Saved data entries
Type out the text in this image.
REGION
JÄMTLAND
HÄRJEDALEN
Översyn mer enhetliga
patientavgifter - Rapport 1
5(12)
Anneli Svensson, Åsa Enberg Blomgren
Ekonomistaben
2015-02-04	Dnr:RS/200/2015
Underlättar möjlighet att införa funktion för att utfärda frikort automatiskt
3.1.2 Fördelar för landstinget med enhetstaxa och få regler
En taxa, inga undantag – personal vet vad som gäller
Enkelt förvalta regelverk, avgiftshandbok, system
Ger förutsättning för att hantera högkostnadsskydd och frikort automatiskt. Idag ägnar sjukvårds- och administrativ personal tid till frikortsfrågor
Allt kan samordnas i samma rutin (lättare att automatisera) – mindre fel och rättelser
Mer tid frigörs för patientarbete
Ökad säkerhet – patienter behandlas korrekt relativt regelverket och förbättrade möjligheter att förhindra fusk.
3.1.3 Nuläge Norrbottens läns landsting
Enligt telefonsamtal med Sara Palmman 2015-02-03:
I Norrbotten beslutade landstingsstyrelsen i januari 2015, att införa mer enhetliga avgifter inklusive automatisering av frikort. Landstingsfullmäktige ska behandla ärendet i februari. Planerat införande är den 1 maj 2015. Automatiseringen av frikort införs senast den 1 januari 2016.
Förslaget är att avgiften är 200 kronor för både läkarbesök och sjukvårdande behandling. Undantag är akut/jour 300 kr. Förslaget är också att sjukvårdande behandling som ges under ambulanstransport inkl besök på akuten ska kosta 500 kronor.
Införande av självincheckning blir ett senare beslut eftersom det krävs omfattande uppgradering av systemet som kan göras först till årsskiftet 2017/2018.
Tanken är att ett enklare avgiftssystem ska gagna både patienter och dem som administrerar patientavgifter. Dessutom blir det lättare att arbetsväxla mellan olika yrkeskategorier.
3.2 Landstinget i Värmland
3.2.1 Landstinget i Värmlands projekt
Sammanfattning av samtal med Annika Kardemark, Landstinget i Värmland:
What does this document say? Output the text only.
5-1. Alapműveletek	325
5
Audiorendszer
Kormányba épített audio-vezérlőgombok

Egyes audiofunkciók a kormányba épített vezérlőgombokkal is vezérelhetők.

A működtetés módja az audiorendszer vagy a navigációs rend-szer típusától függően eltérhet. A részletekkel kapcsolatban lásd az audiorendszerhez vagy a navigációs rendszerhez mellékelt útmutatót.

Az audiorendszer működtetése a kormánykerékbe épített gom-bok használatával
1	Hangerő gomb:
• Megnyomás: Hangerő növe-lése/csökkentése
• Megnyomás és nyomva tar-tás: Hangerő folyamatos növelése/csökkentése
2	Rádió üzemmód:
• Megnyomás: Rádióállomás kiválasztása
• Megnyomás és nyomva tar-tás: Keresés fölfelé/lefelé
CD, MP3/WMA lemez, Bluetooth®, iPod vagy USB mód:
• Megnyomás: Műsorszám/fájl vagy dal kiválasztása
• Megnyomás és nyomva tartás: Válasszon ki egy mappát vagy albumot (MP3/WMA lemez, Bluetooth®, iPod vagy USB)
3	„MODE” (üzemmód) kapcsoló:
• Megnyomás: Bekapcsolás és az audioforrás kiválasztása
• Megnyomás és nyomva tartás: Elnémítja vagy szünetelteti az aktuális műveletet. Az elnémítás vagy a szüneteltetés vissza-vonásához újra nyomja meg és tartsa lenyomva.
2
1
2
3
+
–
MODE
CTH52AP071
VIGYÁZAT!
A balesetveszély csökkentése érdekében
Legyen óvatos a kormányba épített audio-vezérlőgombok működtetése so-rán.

**INSTRUCTIONS TO FOLLOW**
Return, unchanged, each line from the line containing "What does this" through the last line of the material.

**THE REPLY**
What does this document say? Output the text only.
5-1. Alapműveletek	325
5
Audiorendszer
Kormányba épített audio-vezérlőgombok

Egyes audiofunkciók a kormányba épített vezérlőgombokkal is vezérelhetők.

A működtetés módja az audiorendszer vagy a navigációs rend-szer típusától függően eltérhet. A részletekkel kapcsolatban lásd az audiorendszerhez vagy a navigációs rendszerhez mellékelt útmutatót.

Az audiorendszer működtetése a kormánykerékbe épített gom-bok használatával
1	Hangerő gomb:
• Megnyomás: Hangerő növe-lése/csökkentése
• Megnyomás és nyomva tar-tás: Hangerő folyamatos növelése/csökkentése
2	Rádió üzemmód:
• Megnyomás: Rádióállomás kiválasztása
• Megnyomás és nyomva tar-tás: Keresés fölfelé/lefelé
CD, MP3/WMA lemez, Bluetooth®, iPod vagy USB mód:
• Megnyomás: Műsorszám/fájl vagy dal kiválasztása
• Megnyomás és nyomva tartás: Válasszon ki egy mappát vagy albumot (MP3/WMA lemez, Bluetooth®, iPod vagy USB)
3	„MODE” (üzemmód) kapcsoló:
• Megnyomás: Bekapcsolás és az audioforrás kiválasztása
• Megnyomás és nyomva tartás: Elnémítja vagy szünetelteti az aktuális műveletet. Az elnémítás vagy a szüneteltetés vissza-vonásához újra nyomja meg és tartsa lenyomva.
2
1
2
3
+
–
MODE
CTH52AP071
VIGYÁZAT!
A balesetveszély csökkentése érdekében
Legyen óvatos a kormányba épített audio-vezérlőgombok működtetése so-rán.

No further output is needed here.